» Records supplied
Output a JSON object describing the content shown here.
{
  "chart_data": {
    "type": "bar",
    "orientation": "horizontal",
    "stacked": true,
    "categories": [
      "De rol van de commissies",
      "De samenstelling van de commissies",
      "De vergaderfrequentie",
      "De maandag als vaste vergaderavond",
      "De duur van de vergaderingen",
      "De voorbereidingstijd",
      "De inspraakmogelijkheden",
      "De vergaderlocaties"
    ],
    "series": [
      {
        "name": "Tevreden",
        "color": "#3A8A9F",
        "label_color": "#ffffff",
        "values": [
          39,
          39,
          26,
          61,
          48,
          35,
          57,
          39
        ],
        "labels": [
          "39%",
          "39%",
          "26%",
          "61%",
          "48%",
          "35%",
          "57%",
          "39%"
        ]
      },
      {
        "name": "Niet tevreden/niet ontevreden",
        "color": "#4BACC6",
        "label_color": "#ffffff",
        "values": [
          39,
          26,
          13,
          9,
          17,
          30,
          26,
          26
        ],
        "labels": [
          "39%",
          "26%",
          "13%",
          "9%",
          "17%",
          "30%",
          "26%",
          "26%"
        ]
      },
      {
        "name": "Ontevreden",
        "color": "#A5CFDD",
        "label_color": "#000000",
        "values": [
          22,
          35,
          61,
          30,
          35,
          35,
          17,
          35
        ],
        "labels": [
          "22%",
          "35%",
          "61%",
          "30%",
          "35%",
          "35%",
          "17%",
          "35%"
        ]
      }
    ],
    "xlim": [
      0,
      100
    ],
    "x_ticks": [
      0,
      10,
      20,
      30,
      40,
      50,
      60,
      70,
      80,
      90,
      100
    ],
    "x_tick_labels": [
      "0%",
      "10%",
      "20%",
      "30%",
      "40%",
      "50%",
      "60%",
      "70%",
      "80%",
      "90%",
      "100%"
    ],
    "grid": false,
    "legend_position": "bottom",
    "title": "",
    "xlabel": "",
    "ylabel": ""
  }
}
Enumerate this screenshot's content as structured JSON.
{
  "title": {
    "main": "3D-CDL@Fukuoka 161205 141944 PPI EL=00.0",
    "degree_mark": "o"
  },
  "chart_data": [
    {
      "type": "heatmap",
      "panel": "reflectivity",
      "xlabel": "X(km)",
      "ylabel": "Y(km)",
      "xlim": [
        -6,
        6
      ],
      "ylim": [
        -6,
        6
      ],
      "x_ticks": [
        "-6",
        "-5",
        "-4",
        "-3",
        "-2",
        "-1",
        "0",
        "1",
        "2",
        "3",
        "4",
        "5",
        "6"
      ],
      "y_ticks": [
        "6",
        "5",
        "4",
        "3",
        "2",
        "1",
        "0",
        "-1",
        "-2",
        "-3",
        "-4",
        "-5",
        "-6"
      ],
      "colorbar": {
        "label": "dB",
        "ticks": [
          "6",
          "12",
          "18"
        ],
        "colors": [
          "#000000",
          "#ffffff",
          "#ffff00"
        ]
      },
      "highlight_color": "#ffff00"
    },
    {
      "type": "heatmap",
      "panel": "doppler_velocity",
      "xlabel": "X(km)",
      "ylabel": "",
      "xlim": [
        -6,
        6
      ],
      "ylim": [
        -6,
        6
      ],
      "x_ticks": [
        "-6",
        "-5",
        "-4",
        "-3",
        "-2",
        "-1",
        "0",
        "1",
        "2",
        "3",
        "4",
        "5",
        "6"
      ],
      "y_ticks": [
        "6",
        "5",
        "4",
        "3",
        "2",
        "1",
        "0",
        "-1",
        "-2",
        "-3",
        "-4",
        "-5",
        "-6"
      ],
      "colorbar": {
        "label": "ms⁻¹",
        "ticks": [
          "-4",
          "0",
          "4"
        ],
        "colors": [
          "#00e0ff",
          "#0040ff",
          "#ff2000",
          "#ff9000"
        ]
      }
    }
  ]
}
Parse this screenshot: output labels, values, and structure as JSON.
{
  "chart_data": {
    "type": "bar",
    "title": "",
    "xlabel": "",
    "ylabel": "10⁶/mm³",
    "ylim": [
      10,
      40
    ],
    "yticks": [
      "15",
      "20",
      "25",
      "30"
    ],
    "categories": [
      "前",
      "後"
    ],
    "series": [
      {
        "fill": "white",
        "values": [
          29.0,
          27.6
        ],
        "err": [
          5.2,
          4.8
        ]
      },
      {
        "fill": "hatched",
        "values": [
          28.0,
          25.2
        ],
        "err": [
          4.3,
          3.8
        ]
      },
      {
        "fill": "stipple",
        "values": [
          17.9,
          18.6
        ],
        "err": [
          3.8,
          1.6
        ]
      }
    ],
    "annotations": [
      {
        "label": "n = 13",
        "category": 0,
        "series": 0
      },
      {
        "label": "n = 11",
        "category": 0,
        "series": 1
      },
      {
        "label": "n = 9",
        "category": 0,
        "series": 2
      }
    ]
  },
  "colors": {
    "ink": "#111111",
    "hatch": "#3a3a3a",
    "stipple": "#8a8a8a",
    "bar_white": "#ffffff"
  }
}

» To do
Return the entries above exactly as they appear.

» Solved problem
Output a JSON object describing the content shown here.
{
  "chart_data": {
    "type": "bar",
    "orientation": "horizontal",
    "stacked": true,
    "categories": [
      "De rol van de commissies",
      "De samenstelling van de commissies",
      "De vergaderfrequentie",
      "De maandag als vaste vergaderavond",
      "De duur van de vergaderingen",
      "De voorbereidingstijd",
      "De inspraakmogelijkheden",
      "De vergaderlocaties"
    ],
    "series": [
      {
        "name": "Tevreden",
        "color": "#3A8A9F",
        "label_color": "#ffffff",
        "values": [
          39,
          39,
          26,
          61,
          48,
          35,
          57,
          39
        ],
        "labels": [
          "39%",
          "39%",
          "26%",
          "61%",
          "48%",
          "35%",
          "57%",
          "39%"
        ]
      },
      {
        "name": "Niet tevreden/niet ontevreden",
        "color": "#4BACC6",
        "label_color": "#ffffff",
        "values": [
          39,
          26,
          13,
          9,
          17,
          30,
          26,
          26
        ],
        "labels": [
          "39%",
          "26%",
          "13%",
          "9%",
          "17%",
          "30%",
          "26%",
          "26%"
        ]
      },
      {
        "name": "Ontevreden",
        "color": "#A5CFDD",
        "label_color": "#000000",
        "values": [
          22,
          35,
          61,
          30,
          35,
          35,
          17,
          35
        ],
        "labels": [
          "22%",
          "35%",
          "61%",
          "30%",
          "35%",
          "35%",
          "17%",
          "35%"
        ]
      }
    ],
    "xlim": [
      0,
      100
    ],
    "x_ticks": [
      0,
      10,
      20,
      30,
      40,
      50,
      60,
      70,
      80,
      90,
      100
    ],
    "x_tick_labels": [
      "0%",
      "10%",
      "20%",
      "30%",
      "40%",
      "50%",
      "60%",
      "70%",
      "80%",
      "90%",
      "100%"
    ],
    "grid": false,
    "legend_position": "bottom",
    "title": "",
    "xlabel": "",
    "ylabel": ""
  }
}
Enumerate this screenshot's content as structured JSON.
{
  "title": {
    "main": "3D-CDL@Fukuoka 161205 141944 PPI EL=00.0",
    "degree_mark": "o"
  },
  "chart_data": [
    {
      "type": "heatmap",
      "panel": "reflectivity",
      "xlabel": "X(km)",
      "ylabel": "Y(km)",
      "xlim": [
        -6,
        6
      ],
      "ylim": [
        -6,
        6
      ],
      "x_ticks": [
        "-6",
        "-5",
        "-4",
        "-3",
        "-2",
        "-1",
        "0",
        "1",
        "2",
        "3",
        "4",
        "5",
        "6"
      ],
      "y_ticks": [
        "6",
        "5",
        "4",
        "3",
        "2",
        "1",
        "0",
        "-1",
        "-2",
        "-3",
        "-4",
        "-5",
        "-6"
      ],
      "colorbar": {
        "label": "dB",
        "ticks": [
          "6",
          "12",
          "18"
        ],
        "colors": [
          "#000000",
          "#ffffff",
          "#ffff00"
        ]
      },
      "highlight_color": "#ffff00"
    },
    {
      "type": "heatmap",
      "panel": "doppler_velocity",
      "xlabel": "X(km)",
      "ylabel": "",
      "xlim": [
        -6,
        6
      ],
      "ylim": [
        -6,
        6
      ],
      "x_ticks": [
        "-6",
        "-5",
        "-4",
        "-3",
        "-2",
        "-1",
        "0",
        "1",
        "2",
        "3",
        "4",
        "5",
        "6"
      ],
      "y_ticks": [
        "6",
        "5",
        "4",
        "3",
        "2",
        "1",
        "0",
        "-1",
        "-2",
        "-3",
        "-4",
        "-5",
        "-6"
      ],
      "colorbar": {
        "label": "ms⁻¹",
        "ticks": [
          "-4",
          "0",
          "4"
        ],
        "colors": [
          "#00e0ff",
          "#0040ff",
          "#ff2000",
          "#ff9000"
        ]
      }
    }
  ]
}
Parse this screenshot: output labels, values, and structure as JSON.
{
  "chart_data": {
    "type": "bar",
    "title": "",
    "xlabel": "",
    "ylabel": "10⁶/mm³",
    "ylim": [
      10,
      40
    ],
    "yticks": [
      "15",
      "20",
      "25",
      "30"
    ],
    "categories": [
      "前",
      "後"
    ],
    "series": [
      {
        "fill": "white",
        "values": [
          29.0,
          27.6
        ],
        "err": [
          5.2,
          4.8
        ]
      },
      {
        "fill": "hatched",
        "values": [
          28.0,
          25.2
        ],
        "err": [
          4.3,
          3.8
        ]
      },
      {
        "fill": "stipple",
        "values": [
          17.9,
          18.6
        ],
        "err": [
          3.8,
          1.6
        ]
      }
    ],
    "annotations": [
      {
        "label": "n = 13",
        "category": 0,
        "series": 0
      },
      {
        "label": "n = 11",
        "category": 0,
        "series": 1
      },
      {
        "label": "n = 9",
        "category": 0,
        "series": 2
      }
    ]
  },
  "colors": {
    "ink": "#111111",
    "hatch": "#3a3a3a",
    "stipple": "#8a8a8a",
    "bar_white": "#ffffff"
  }
}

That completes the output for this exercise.